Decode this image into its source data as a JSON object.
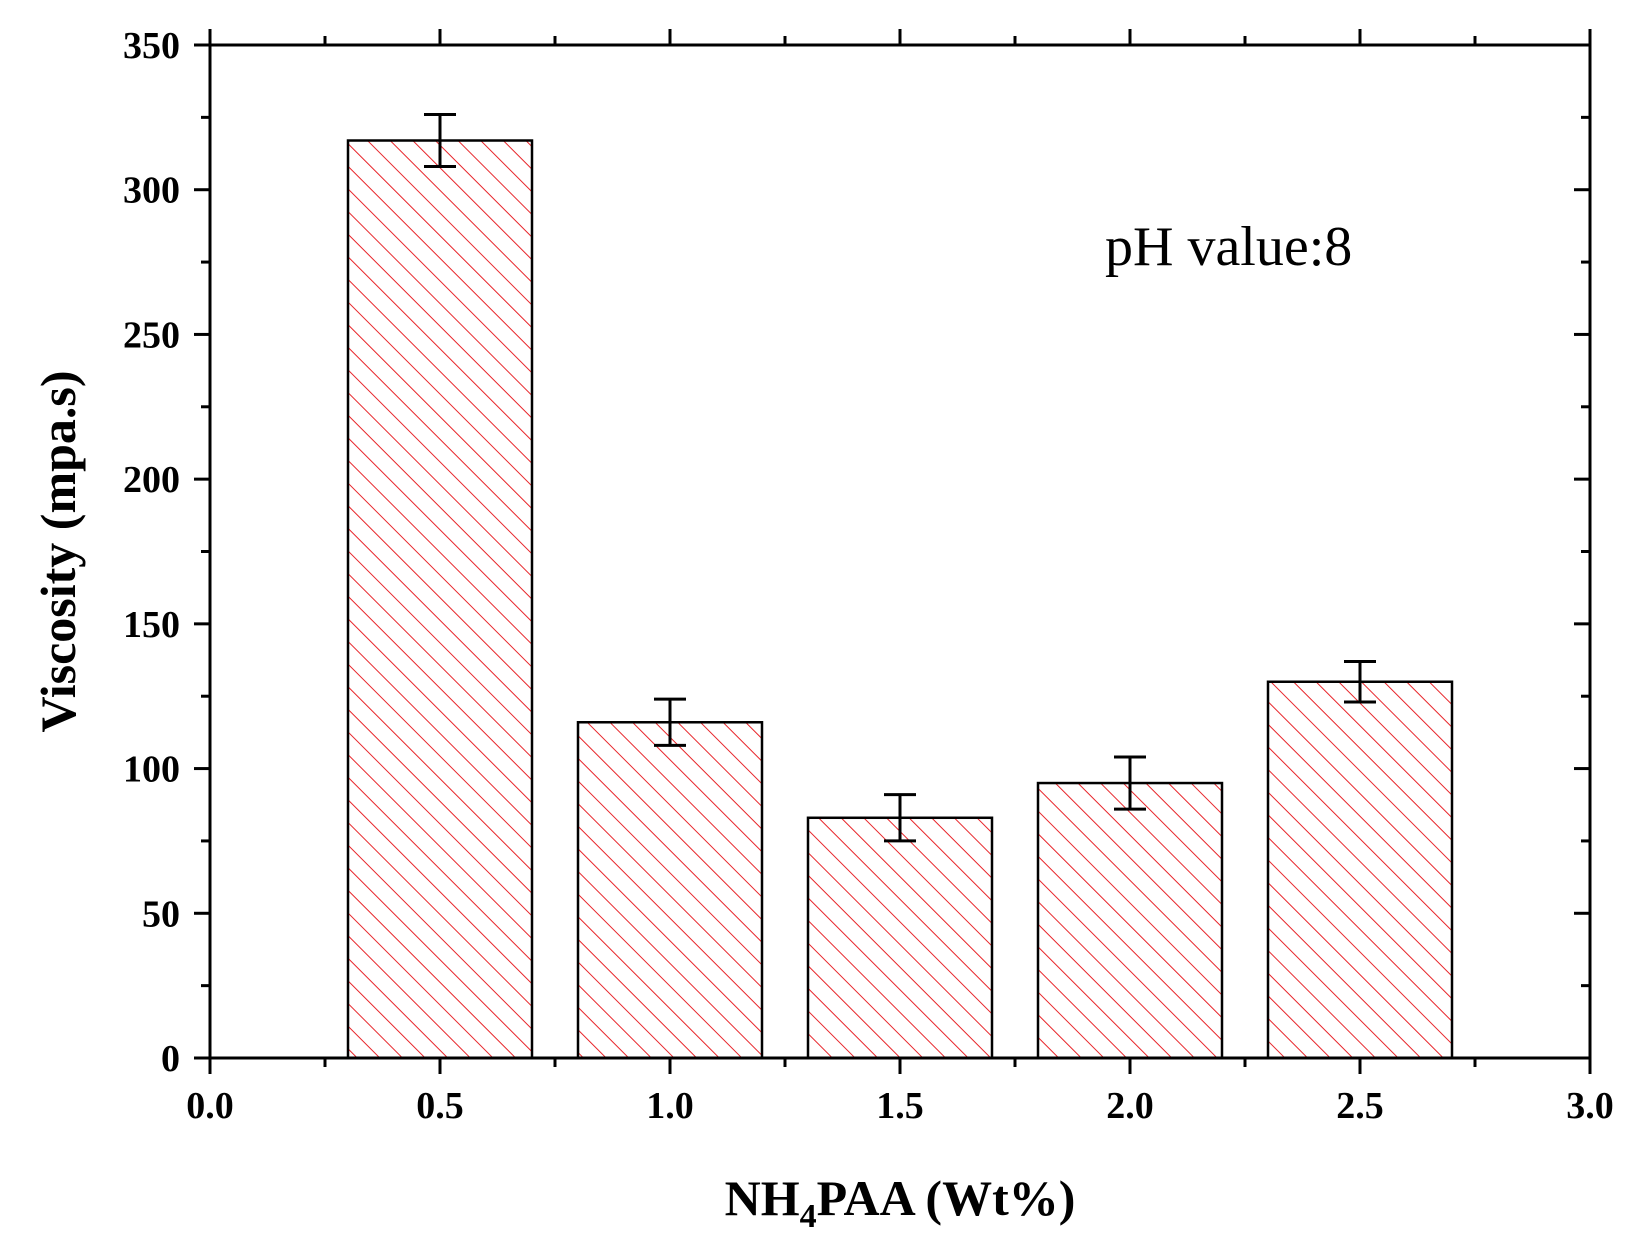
{
  "chart_data": {
    "type": "bar",
    "title": "",
    "x": [
      0.5,
      1.0,
      1.5,
      2.0,
      2.5
    ],
    "values": [
      317,
      116,
      83,
      95,
      130
    ],
    "errors": [
      9,
      8,
      8,
      9,
      7
    ],
    "bar_width": 0.4,
    "xlabel_main": "NH",
    "xlabel_sub": "4",
    "xlabel_rest": "PAA (Wt%)",
    "ylabel": "Viscosity (mpa.s)",
    "xlim": [
      0.0,
      3.0
    ],
    "ylim": [
      0,
      350
    ],
    "x_ticks": [
      "0.0",
      "0.5",
      "1.0",
      "1.5",
      "2.0",
      "2.5",
      "3.0"
    ],
    "y_ticks": [
      "0",
      "50",
      "100",
      "150",
      "200",
      "250",
      "300",
      "350"
    ],
    "annotation": "pH value:8",
    "bar_color": "#e8262b",
    "axis_color": "#000000",
    "fill_pattern": "diagonal-hatch"
  }
}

= = = = =

| Task to carry out |
Write out each entry exactly as given, omitting any picture.

| Solution to the problem |
Decode this image into its source data as a JSON object.
{
  "chart_data": {
    "type": "bar",
    "title": "",
    "x": [
      0.5,
      1.0,
      1.5,
      2.0,
      2.5
    ],
    "values": [
      317,
      116,
      83,
      95,
      130
    ],
    "errors": [
      9,
      8,
      8,
      9,
      7
    ],
    "bar_width": 0.4,
    "xlabel_main": "NH",
    "xlabel_sub": "4",
    "xlabel_rest": "PAA (Wt%)",
    "ylabel": "Viscosity (mpa.s)",
    "xlim": [
      0.0,
      3.0
    ],
    "ylim": [
      0,
      350
    ],
    "x_ticks": [
      "0.0",
      "0.5",
      "1.0",
      "1.5",
      "2.0",
      "2.5",
      "3.0"
    ],
    "y_ticks": [
      "0",
      "50",
      "100",
      "150",
      "200",
      "250",
      "300",
      "350"
    ],
    "annotation": "pH value:8",
    "bar_color": "#e8262b",
    "axis_color": "#000000",
    "fill_pattern": "diagonal-hatch"
  }
}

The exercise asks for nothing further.